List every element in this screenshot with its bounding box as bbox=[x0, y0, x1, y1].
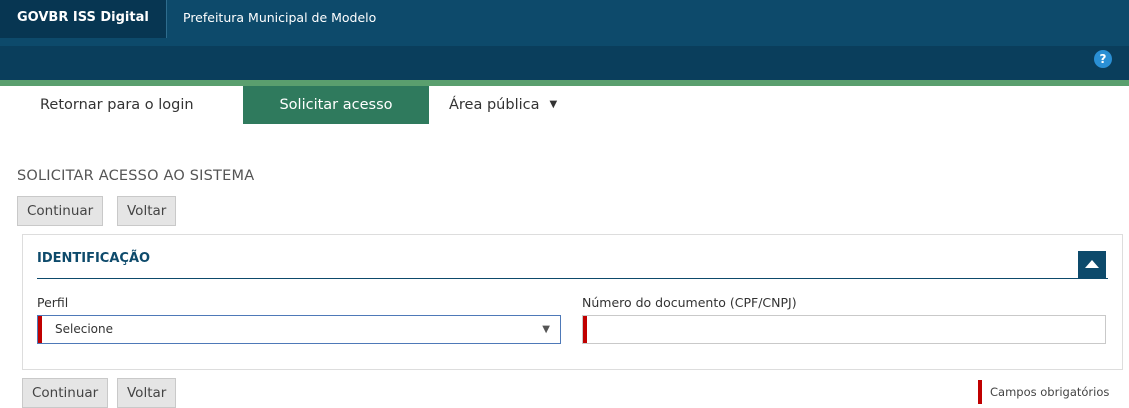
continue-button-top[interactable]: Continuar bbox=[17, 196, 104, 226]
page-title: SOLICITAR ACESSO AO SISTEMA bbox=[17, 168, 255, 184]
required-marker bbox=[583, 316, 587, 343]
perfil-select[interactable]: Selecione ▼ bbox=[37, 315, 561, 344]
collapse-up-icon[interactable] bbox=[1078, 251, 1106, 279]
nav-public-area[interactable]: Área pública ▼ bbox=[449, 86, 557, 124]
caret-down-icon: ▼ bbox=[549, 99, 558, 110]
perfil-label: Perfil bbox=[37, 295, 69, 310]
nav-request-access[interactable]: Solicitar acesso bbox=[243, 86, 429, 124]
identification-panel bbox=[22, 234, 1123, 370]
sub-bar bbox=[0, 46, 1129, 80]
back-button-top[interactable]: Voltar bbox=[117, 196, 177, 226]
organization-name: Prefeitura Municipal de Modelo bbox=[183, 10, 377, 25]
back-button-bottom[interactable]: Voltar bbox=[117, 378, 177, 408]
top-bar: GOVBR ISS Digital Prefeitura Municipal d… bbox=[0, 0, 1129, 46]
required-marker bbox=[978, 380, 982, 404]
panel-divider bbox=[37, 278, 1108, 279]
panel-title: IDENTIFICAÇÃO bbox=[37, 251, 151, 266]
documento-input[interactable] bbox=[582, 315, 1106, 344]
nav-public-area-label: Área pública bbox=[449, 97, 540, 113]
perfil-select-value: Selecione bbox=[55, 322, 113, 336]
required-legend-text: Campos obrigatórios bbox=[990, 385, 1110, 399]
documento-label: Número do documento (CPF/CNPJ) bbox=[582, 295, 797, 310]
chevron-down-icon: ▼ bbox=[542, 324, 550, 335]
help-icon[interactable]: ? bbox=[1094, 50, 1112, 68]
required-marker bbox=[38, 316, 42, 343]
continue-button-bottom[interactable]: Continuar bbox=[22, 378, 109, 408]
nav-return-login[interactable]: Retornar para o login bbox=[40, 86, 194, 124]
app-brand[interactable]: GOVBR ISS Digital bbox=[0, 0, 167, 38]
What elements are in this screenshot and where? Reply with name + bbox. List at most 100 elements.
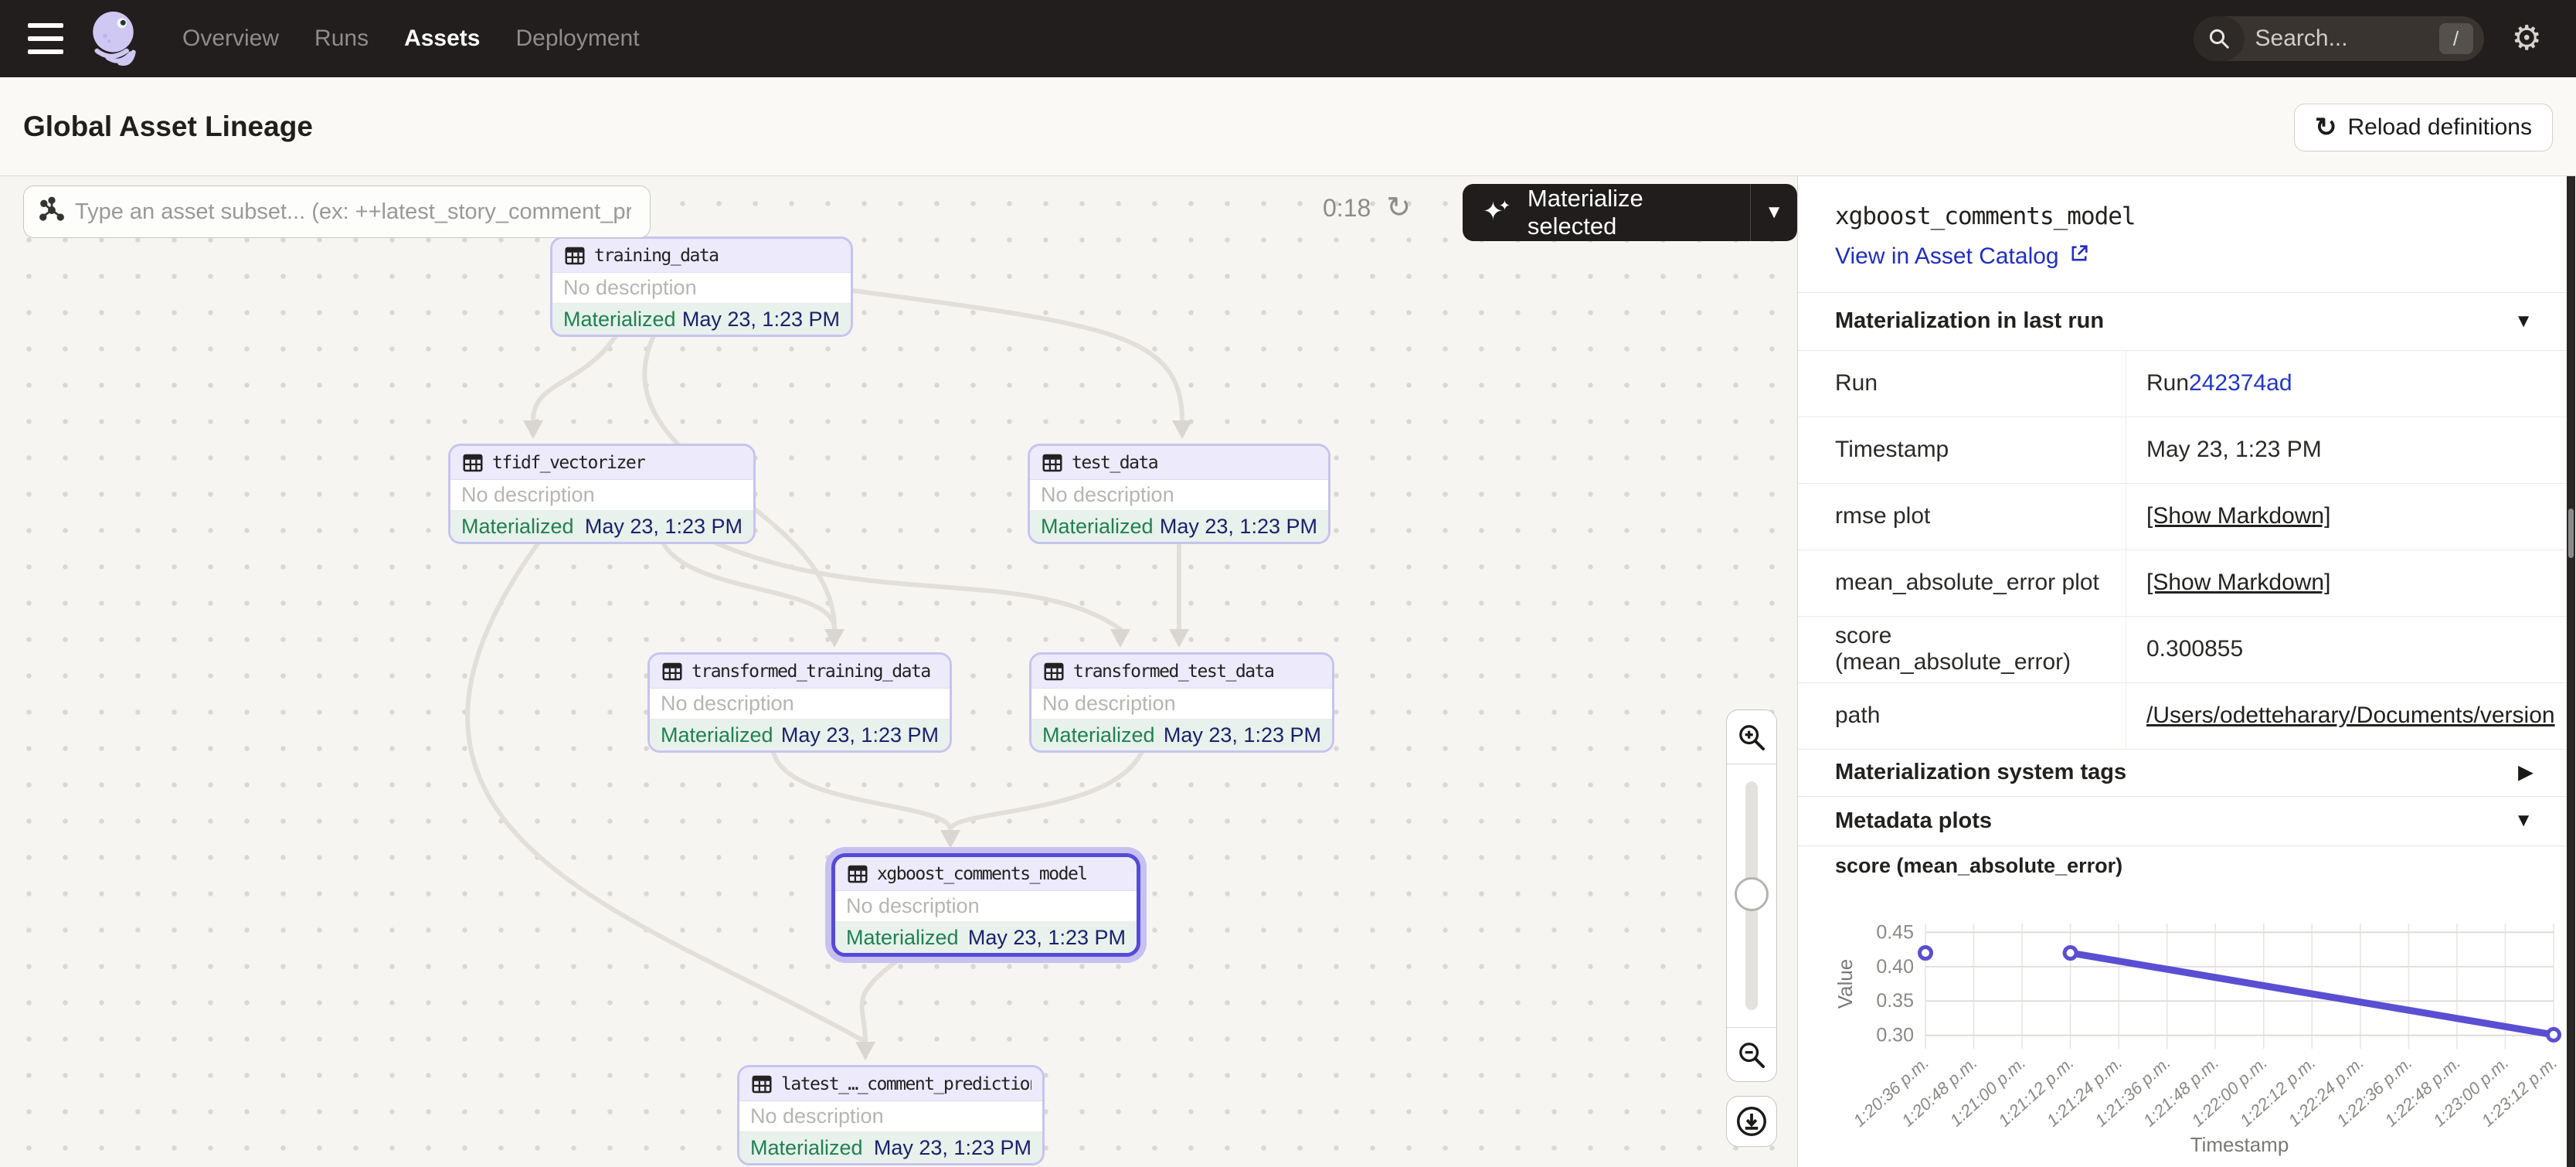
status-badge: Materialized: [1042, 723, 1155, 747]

=====

== Exercise aim ==
Copy every line of the records above verbatim, leaving out the pictures.

== Result ==
List every element in this screenshot with its bounding box as bbox=[x0, y0, x1, y1].
continue-button-top[interactable]: Continuar bbox=[17, 196, 104, 226]
page-title: SOLICITAR ACESSO AO SISTEMA bbox=[17, 168, 255, 184]
required-marker bbox=[583, 316, 587, 343]
perfil-select[interactable]: Selecione ▼ bbox=[37, 315, 561, 344]
collapse-up-icon[interactable] bbox=[1078, 251, 1106, 279]
nav-public-area[interactable]: Área pública ▼ bbox=[449, 86, 557, 124]
caret-down-icon: ▼ bbox=[549, 99, 558, 110]
perfil-label: Perfil bbox=[37, 295, 69, 310]
nav-request-access[interactable]: Solicitar acesso bbox=[243, 86, 429, 124]
identification-panel bbox=[22, 234, 1123, 370]
sub-bar bbox=[0, 46, 1129, 80]
back-button-top[interactable]: Voltar bbox=[117, 196, 177, 226]
organization-name: Prefeitura Municipal de Modelo bbox=[183, 10, 377, 25]
back-button-bottom[interactable]: Voltar bbox=[117, 378, 177, 408]
top-bar: GOVBR ISS Digital Prefeitura Municipal d… bbox=[0, 0, 1129, 46]
required-marker bbox=[978, 380, 982, 404]
panel-divider bbox=[37, 278, 1108, 279]
panel-title: IDENTIFICAÇÃO bbox=[37, 251, 151, 266]
documento-input[interactable] bbox=[582, 315, 1106, 344]
nav-public-area-label: Área pública bbox=[449, 97, 540, 113]
perfil-select-value: Selecione bbox=[55, 322, 113, 336]
required-legend-text: Campos obrigatórios bbox=[990, 385, 1110, 399]
documento-label: Número do documento (CPF/CNPJ) bbox=[582, 295, 797, 310]
chevron-down-icon: ▼ bbox=[542, 324, 550, 335]
help-icon[interactable]: ? bbox=[1094, 50, 1112, 68]
required-marker bbox=[38, 316, 42, 343]
continue-button-bottom[interactable]: Continuar bbox=[22, 378, 109, 408]
nav-return-login[interactable]: Retornar para o login bbox=[40, 86, 194, 124]
app-brand[interactable]: GOVBR ISS Digital bbox=[0, 0, 167, 38]
What elements are in this screenshot and where? Reply with name + bbox. List at most 100 elements.
status-badge: Materialized: [1042, 723, 1155, 747]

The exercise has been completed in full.